Stored records
━━━
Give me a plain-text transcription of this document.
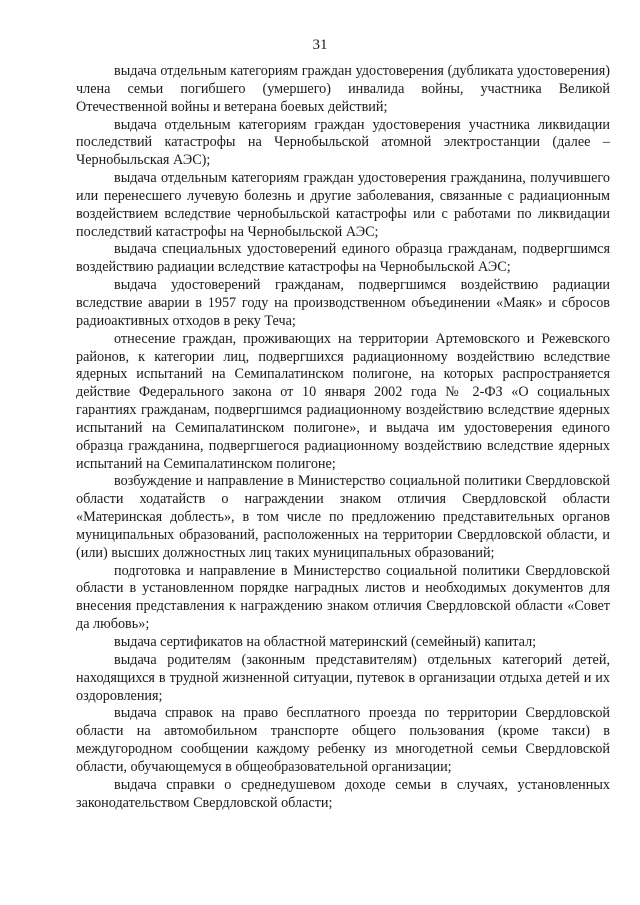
31

выдача отдельным категориям граждан удостоверения (дубликата удостоверения) члена семьи погибшего (умершего) инвалида войны, участника Великой Отечественной войны и ветерана боевых действий;

выдача отдельным категориям граждан удостоверения участника ликвидации последствий катастрофы на Чернобыльской атомной электростанции (далее – Чернобыльская АЭС);

выдача отдельным категориям граждан удостоверения гражданина, получившего или перенесшего лучевую болезнь и другие заболевания, связанные с радиационным воздействием вследствие чернобыльской катастрофы или с работами по ликвидации последствий катастрофы на Чернобыльской АЭС;

выдача специальных удостоверений единого образца гражданам, подвергшимся воздействию радиации вследствие катастрофы на Чернобыльской АЭС;

выдача удостоверений гражданам, подвергшимся воздействию радиации вследствие аварии в 1957 году на производственном объединении «Маяк» и сбросов радиоактивных отходов в реку Теча;

отнесение граждан, проживающих на территории Артемовского и Режевского районов, к категории лиц, подвергшихся радиационному воздействию вследствие ядерных испытаний на Семипалатинском полигоне, на которых распространяется действие Федерального закона от 10 января 2002 года № 2-ФЗ «О социальных гарантиях гражданам, подвергшимся радиационному воздействию вследствие ядерных испытаний на Семипалатинском полигоне», и выдача им удостоверения единого образца гражданина, подвергшегося радиационному воздействию вследствие ядерных испытаний на Семипалатинском полигоне;

возбуждение и направление в Министерство социальной политики Свердловской области ходатайств о награждении знаком отличия Свердловской области «Материнская доблесть», в том числе по предложению представительных органов муниципальных образований, расположенных на территории Свердловской области, и (или) высших должностных лиц таких муниципальных образований;

подготовка и направление в Министерство социальной политики Свердловской области в установленном порядке наградных листов и необходимых документов для внесения представления к награждению знаком отличия Свердловской области «Совет да любовь»;

выдача сертификатов на областной материнский (семейный) капитал;

выдача родителям (законным представителям) отдельных категорий детей, находящихся в трудной жизненной ситуации, путевок в организации отдыха детей и их оздоровления;

выдача справок на право бесплатного проезда по территории Свердловской области на автомобильном транспорте общего пользования (кроме такси) в междугородном сообщении каждому ребенку из многодетной семьи Свердловской области, обучающемуся в общеобразовательной организации;

выдача справки о среднедушевом доходе семьи в случаях, установленных законодательством Свердловской области;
━━━
## WRITTEN PROBLEM
Repeat verbatim all the material, but not the pictures.

## RESULT
Give me a plain-text transcription of this document.
31

выдача отдельным категориям граждан удостоверения (дубликата удостоверения) члена семьи погибшего (умершего) инвалида войны, участника Великой Отечественной войны и ветерана боевых действий;

выдача отдельным категориям граждан удостоверения участника ликвидации последствий катастрофы на Чернобыльской атомной электростанции (далее – Чернобыльская АЭС);

выдача отдельным категориям граждан удостоверения гражданина, получившего или перенесшего лучевую болезнь и другие заболевания, связанные с радиационным воздействием вследствие чернобыльской катастрофы или с работами по ликвидации последствий катастрофы на Чернобыльской АЭС;

выдача специальных удостоверений единого образца гражданам, подвергшимся воздействию радиации вследствие катастрофы на Чернобыльской АЭС;

выдача удостоверений гражданам, подвергшимся воздействию радиации вследствие аварии в 1957 году на производственном объединении «Маяк» и сбросов радиоактивных отходов в реку Теча;

отнесение граждан, проживающих на территории Артемовского и Режевского районов, к категории лиц, подвергшихся радиационному воздействию вследствие ядерных испытаний на Семипалатинском полигоне, на которых распространяется действие Федерального закона от 10 января 2002 года № 2-ФЗ «О социальных гарантиях гражданам, подвергшимся радиационному воздействию вследствие ядерных испытаний на Семипалатинском полигоне», и выдача им удостоверения единого образца гражданина, подвергшегося радиационному воздействию вследствие ядерных испытаний на Семипалатинском полигоне;

возбуждение и направление в Министерство социальной политики Свердловской области ходатайств о награждении знаком отличия Свердловской области «Материнская доблесть», в том числе по предложению представительных органов муниципальных образований, расположенных на территории Свердловской области, и (или) высших должностных лиц таких муниципальных образований;

подготовка и направление в Министерство социальной политики Свердловской области в установленном порядке наградных листов и необходимых документов для внесения представления к награждению знаком отличия Свердловской области «Совет да любовь»;

выдача сертификатов на областной материнский (семейный) капитал;

выдача родителям (законным представителям) отдельных категорий детей, находящихся в трудной жизненной ситуации, путевок в организации отдыха детей и их оздоровления;

выдача справок на право бесплатного проезда по территории Свердловской области на автомобильном транспорте общего пользования (кроме такси) в междугородном сообщении каждому ребенку из многодетной семьи Свердловской области, обучающемуся в общеобразовательной организации;

выдача справки о среднедушевом доходе семьи в случаях, установленных законодательством Свердловской области;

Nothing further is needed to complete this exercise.